=== PASSAGE ===

Then there was Magglio Ordonez, a celebrity in his homeland as an All-Star outfielder for the White Sox. He, too, was accosted, according to Carrasquel.

 

"But lucky for Magglio," he says, "they recognized him, so they let him go."

 

Chico's own assailants were too young to recognize him or didn't give a damn. Paid him no honor as baseball royalty. Prince of the shortstops. Predecessor to a long line. A 10-season star in America's big leagues. The first Latin man to start in an All-Star Game.

 

In the resort city of Puerto la Cruz where tourists flock to the beaches, the 18,000-seat Estadio Alfonso "Chico" Carrasquel Stadium bears his name, the host to many a game.

 

Life has been very good for Carrasquel, but it also goes around and around, Chico's carousel.

 

He is now on dialysis three times a week. His sister administers the insulin shots daily for his diabetes.

 

"I know how sick I am," he says.

 

At lunch, his sister Maritza brings his plate, cuts his meat and potatoes. She is in Chicago from Venezuela on a six-month visa. Chico calls her "my chef, my nurse, my driver, my doctor, my family, my friend."

 

They grew up in poverty together—seven sisters, two brothers. Now they live together near 46th and Harlem, go to White Sox games together. It is just a team to some, a poor team at that. It is the team to Carrasquel. It always will be. It is his other family.

 

He says, "When I am feeling good, I go to see the White Sox. If I am feeling bad, I try to go to see the White Sox. It takes my mind from everything. I forget any troubles. I would rather be there than anywhere.

 

"Everything I have ever needed, the White Sox are here for me. It has been 50 years since I played for them, but still they are here for me."

 

In 1987, his house in Lawndale caught fire. A faulty heater. His wife got out in time. Their pet cats did not. The house burned to the ground.

 

He needed a helping hand. The White Sox were there.

 

Just as they were in 1950, when he became the man who put the "Chico" in Chicago.

 

In his way, he was a Jackie Robinson, breaking through a baseball barrier. A barrio barrier, you could say. Latin major-leaguers were rare. South American or Central American players in North America were all but invisible. From head to toe, the White Sox were white.

 

Branch Rickey and the Dodgers owned his contract. But they had shortstops galore, Pee Wee Reese among them.

 

Luke Appling had been in the Sox's 6-hole for 20 years. He was at least 43 years old (some said older) and still out there. The general manager, Frank Lane, had heard of Carrasquel. For one thing, Chico's uncle, Alex Carrasquel, had pitched in the Sox organization.

 

It took some doing, but Rickey relented and let the Sox have him. Not every teammate was thrilled. "How can we play a guy," one asked, "who can't speak English?"

 

Chico remembers responding, through an interpreter, "I didn't come here to talk."

===

* **THE TASKS**
a) List every role Chico gives his sister Maritza in the passage.
b) Print the records, starting at their first line and stopping after the line that contains "- x-tick-label: 1994: [192, 444, 221, 460]".

=== GIVEN DATA ===

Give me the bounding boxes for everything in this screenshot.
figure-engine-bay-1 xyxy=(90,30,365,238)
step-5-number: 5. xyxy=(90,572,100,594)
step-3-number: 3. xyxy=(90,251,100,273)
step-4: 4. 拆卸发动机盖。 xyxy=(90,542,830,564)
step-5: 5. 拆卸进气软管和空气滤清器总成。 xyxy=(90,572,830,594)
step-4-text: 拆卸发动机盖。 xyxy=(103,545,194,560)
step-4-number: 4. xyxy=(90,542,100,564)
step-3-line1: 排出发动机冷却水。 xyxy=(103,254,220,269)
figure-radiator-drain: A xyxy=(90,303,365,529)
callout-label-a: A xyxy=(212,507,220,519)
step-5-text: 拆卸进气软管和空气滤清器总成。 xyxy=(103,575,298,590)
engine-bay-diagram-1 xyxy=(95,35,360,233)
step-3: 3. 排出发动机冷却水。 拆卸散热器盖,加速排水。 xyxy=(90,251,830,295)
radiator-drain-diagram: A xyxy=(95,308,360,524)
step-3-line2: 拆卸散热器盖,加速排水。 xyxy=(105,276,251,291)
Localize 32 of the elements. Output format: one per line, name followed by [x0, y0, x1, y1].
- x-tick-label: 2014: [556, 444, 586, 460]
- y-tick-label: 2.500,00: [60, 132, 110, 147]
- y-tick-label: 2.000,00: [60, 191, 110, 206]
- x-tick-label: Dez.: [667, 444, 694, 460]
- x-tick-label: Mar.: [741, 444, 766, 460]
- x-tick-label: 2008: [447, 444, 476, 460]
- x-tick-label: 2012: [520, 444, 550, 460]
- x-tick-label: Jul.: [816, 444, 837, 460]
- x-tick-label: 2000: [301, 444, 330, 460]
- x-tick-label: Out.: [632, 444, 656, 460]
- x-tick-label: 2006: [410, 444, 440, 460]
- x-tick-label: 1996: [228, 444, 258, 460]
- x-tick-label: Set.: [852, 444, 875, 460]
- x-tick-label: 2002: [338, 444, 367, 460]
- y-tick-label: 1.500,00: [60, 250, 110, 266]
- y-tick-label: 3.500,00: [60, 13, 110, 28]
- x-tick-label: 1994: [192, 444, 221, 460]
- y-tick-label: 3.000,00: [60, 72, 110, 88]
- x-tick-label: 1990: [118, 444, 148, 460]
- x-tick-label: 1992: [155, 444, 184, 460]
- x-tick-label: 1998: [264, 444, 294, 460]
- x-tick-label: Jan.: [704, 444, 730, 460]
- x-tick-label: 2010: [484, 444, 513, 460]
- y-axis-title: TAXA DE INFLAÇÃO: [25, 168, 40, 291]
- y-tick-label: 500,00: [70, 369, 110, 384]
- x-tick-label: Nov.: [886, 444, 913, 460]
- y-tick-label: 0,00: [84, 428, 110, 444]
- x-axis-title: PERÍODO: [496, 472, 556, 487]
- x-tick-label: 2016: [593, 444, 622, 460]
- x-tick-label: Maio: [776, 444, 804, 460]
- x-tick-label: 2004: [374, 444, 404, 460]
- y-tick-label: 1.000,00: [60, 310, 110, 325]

===

* **SOLUTIONS TO THE PROBLEMS**
a) chef, nurse, driver, doctor, family, friend

b)
Give me the bounding boxes for everything in this screenshot.
figure-engine-bay-1 xyxy=(90,30,365,238)
step-5-number: 5. xyxy=(90,572,100,594)
step-3-number: 3. xyxy=(90,251,100,273)
step-4: 4. 拆卸发动机盖。 xyxy=(90,542,830,564)
step-5: 5. 拆卸进气软管和空气滤清器总成。 xyxy=(90,572,830,594)
step-4-text: 拆卸发动机盖。 xyxy=(103,545,194,560)
step-4-number: 4. xyxy=(90,542,100,564)
step-3-line1: 排出发动机冷却水。 xyxy=(103,254,220,269)
figure-radiator-drain: A xyxy=(90,303,365,529)
callout-label-a: A xyxy=(212,507,220,519)
step-5-text: 拆卸进气软管和空气滤清器总成。 xyxy=(103,575,298,590)
engine-bay-diagram-1 xyxy=(95,35,360,233)
step-3: 3. 排出发动机冷却水。 拆卸散热器盖,加速排水。 xyxy=(90,251,830,295)
radiator-drain-diagram: A xyxy=(95,308,360,524)
step-3-line2: 拆卸散热器盖,加速排水。 xyxy=(105,276,251,291)
Localize 32 of the elements. Output format: one per line, name followed by [x0, y0, x1, y1].
- x-tick-label: 2014: [556, 444, 586, 460]
- y-tick-label: 2.500,00: [60, 132, 110, 147]
- y-tick-label: 2.000,00: [60, 191, 110, 206]
- x-tick-label: Dez.: [667, 444, 694, 460]
- x-tick-label: Mar.: [741, 444, 766, 460]
- x-tick-label: 2008: [447, 444, 476, 460]
- x-tick-label: 2012: [520, 444, 550, 460]
- x-tick-label: Jul.: [816, 444, 837, 460]
- x-tick-label: 2000: [301, 444, 330, 460]
- x-tick-label: Out.: [632, 444, 656, 460]
- x-tick-label: 2006: [410, 444, 440, 460]
- x-tick-label: 1996: [228, 444, 258, 460]
- x-tick-label: Set.: [852, 444, 875, 460]
- x-tick-label: 2002: [338, 444, 367, 460]
- y-tick-label: 1.500,00: [60, 250, 110, 266]
- y-tick-label: 3.500,00: [60, 13, 110, 28]
- x-tick-label: 1994: [192, 444, 221, 460]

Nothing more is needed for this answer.